The request: In the listing below, locate the lines that hold the string "Małopolsce". Copy those lines.

[Figure record extracts]
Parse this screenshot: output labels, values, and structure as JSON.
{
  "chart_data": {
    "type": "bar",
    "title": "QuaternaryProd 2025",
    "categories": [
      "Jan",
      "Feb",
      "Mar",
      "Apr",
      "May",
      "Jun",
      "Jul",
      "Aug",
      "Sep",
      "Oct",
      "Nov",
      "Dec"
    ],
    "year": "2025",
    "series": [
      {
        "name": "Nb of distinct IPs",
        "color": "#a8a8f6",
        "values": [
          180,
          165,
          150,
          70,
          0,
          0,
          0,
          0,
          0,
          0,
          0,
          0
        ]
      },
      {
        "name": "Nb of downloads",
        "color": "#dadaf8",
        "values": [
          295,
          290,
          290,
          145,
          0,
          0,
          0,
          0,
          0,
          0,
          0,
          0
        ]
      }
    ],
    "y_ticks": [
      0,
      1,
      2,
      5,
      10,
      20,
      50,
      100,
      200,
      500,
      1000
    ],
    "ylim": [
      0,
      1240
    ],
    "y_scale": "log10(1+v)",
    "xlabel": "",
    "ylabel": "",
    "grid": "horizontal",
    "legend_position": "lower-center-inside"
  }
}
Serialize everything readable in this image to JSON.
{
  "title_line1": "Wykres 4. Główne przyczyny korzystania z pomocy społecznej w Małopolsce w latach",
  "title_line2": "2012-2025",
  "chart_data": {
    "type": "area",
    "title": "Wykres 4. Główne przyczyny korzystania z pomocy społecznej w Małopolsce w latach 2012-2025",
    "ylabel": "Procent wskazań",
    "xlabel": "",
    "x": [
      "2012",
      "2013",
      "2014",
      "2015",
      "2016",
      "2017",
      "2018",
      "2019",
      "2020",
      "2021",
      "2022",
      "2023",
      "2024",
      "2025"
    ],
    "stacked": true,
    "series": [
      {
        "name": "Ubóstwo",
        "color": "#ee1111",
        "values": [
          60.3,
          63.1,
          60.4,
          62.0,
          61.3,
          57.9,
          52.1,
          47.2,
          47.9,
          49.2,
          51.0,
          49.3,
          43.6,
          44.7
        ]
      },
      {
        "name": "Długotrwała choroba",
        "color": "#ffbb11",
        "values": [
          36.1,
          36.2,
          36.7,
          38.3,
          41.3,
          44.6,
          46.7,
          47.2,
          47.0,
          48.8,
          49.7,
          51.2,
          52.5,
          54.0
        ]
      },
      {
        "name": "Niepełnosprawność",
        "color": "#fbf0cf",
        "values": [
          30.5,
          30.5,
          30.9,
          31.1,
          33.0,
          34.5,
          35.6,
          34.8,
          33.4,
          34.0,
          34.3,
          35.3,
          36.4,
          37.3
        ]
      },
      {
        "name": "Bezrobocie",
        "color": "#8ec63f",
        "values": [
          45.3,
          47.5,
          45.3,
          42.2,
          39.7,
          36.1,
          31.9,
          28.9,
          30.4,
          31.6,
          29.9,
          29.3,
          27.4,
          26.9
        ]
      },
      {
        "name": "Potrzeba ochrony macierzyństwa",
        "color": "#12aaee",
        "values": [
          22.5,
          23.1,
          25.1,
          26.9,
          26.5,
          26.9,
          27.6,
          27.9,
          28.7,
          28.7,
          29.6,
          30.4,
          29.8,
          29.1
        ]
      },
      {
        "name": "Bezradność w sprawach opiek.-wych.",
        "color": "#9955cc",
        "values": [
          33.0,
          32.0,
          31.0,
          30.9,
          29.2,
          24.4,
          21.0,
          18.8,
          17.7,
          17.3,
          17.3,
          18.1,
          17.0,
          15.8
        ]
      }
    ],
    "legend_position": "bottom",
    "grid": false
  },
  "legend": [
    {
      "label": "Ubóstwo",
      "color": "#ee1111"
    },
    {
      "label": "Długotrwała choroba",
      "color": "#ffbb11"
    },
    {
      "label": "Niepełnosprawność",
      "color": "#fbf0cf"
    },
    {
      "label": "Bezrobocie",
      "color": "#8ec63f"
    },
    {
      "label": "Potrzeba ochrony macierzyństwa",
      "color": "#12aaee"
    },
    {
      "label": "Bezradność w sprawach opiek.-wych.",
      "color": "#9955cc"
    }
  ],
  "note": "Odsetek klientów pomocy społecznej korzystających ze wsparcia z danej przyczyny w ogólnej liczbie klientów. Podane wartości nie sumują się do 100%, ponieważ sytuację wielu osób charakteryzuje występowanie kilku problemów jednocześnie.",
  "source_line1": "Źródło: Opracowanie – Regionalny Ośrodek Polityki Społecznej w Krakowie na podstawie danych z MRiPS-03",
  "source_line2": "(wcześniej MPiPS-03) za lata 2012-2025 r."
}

Answer to the task:
  "title_line1": "Wykres 4. Główne przyczyny korzystania z pomocy społecznej w Małopolsce w latach",
    "title": "Wykres 4. Główne przyczyny korzystania z pomocy społecznej w Małopolsce w latach 2012-2025",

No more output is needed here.